| Goal of the exercise |
How many lines in the records below contain the string "history", counting only matches with the same case? Reply with the number alone.
START
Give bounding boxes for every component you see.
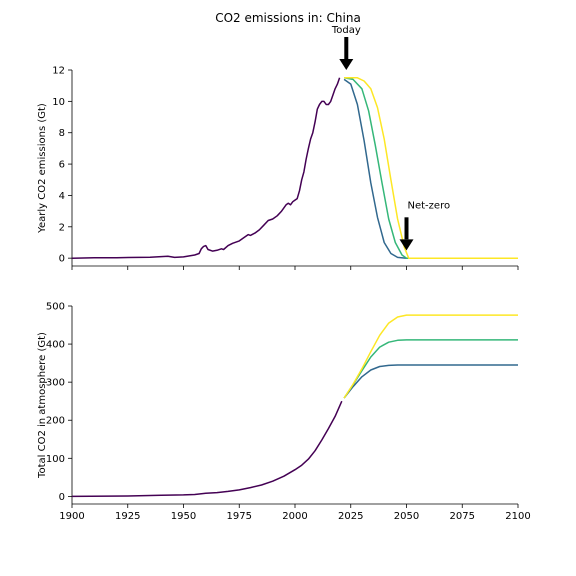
y-tick-label: 0 <box>59 492 65 503</box>
y-tick-label: 4 <box>59 191 65 202</box>
x-tick-label: 2025 <box>338 511 363 522</box>
y-tick-label: 6 <box>59 160 65 171</box>
series-line-history <box>71 400 343 498</box>
today-annotation-label: Today <box>331 25 361 36</box>
y-tick-label: 300 <box>46 378 65 389</box>
y-tick-label: 200 <box>46 416 65 427</box>
series-line-pathway-1 <box>343 78 518 259</box>
y-tick-label: 10 <box>52 97 65 108</box>
y-axis-label: Yearly CO2 emissions (Gt) <box>37 103 48 234</box>
x-tick-label: 2100 <box>505 511 530 522</box>
net-zero-arrow-shaft <box>404 217 409 240</box>
y-tick-label: 400 <box>46 340 65 351</box>
series-line-history <box>71 77 341 259</box>
net-zero-annotation-label: Net-zero <box>408 200 451 211</box>
x-tick-label: 2075 <box>450 511 475 522</box>
y-tick-label: 500 <box>46 302 65 313</box>
y-tick-label: 12 <box>52 66 65 77</box>
y-tick-label: 0 <box>59 254 65 265</box>
series-line-pathway-1 <box>343 364 518 399</box>
x-tick-label: 2000 <box>282 511 307 522</box>
series-line-pathway-3 <box>343 314 518 399</box>
series-line-pathway-2 <box>343 339 518 399</box>
panel-2: 0 100 200 300 400 500 1900 1925 1950 1975 2000 2025… <box>37 302 531 523</box>
x-tick-label: 1900 <box>59 511 84 522</box>
y-tick-label: 8 <box>59 128 65 139</box>
y-tick-label: 2 <box>59 222 65 233</box>
y-tick-label: 100 <box>46 454 65 465</box>
net-zero-arrow-head <box>399 239 414 251</box>
series-line-pathway-3 <box>344 77 518 259</box>
x-tick-label: 2050 <box>394 511 419 522</box>
x-tick-label: 1950 <box>171 511 196 522</box>
x-tick-label: 1925 <box>115 511 140 522</box>
y-axis-label: Total CO2 in atmosphere (Gt) <box>37 332 48 479</box>
today-arrow-shaft <box>344 37 349 59</box>
today-arrow-head <box>339 59 354 70</box>
chart-title: CO2 emissions in: China <box>215 11 361 25</box>
series-line-pathway-2 <box>343 77 518 259</box>
panel-1: 0 2 4 6 8 10 12 Yearly CO2 emissions (Gt) Today N… <box>37 25 519 270</box>
x-tick-label: 1975 <box>227 511 252 522</box>
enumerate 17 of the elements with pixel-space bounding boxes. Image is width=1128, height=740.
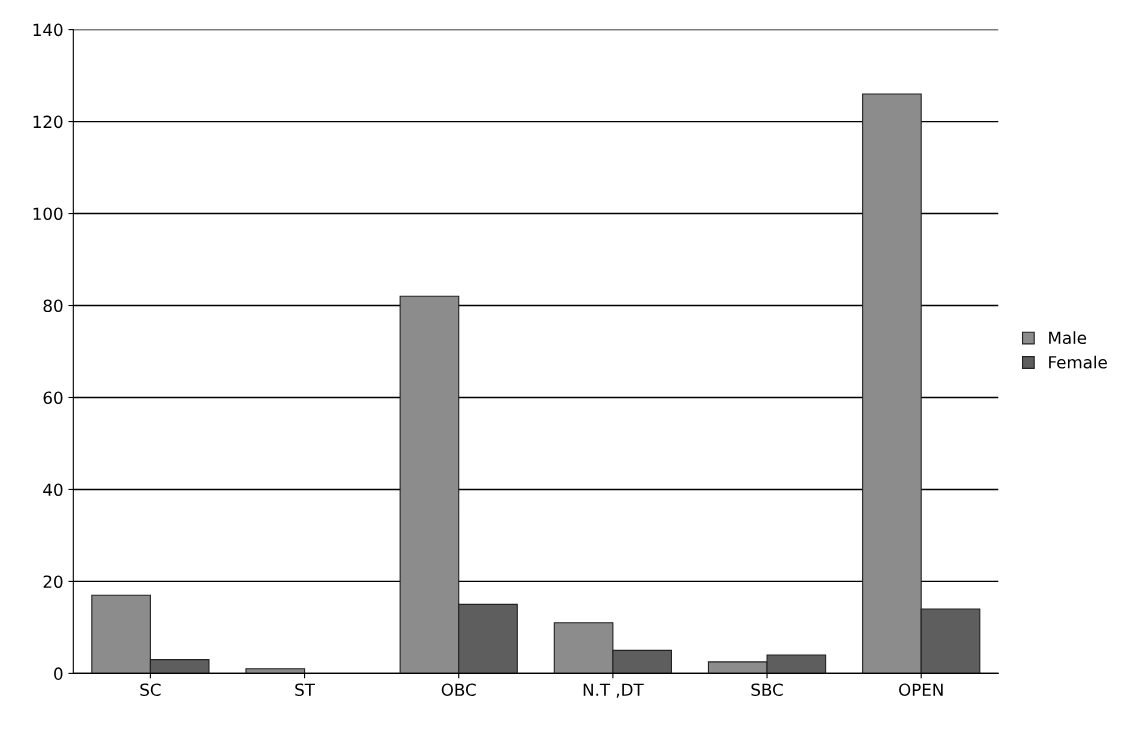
END
| Answer to the exercise |
2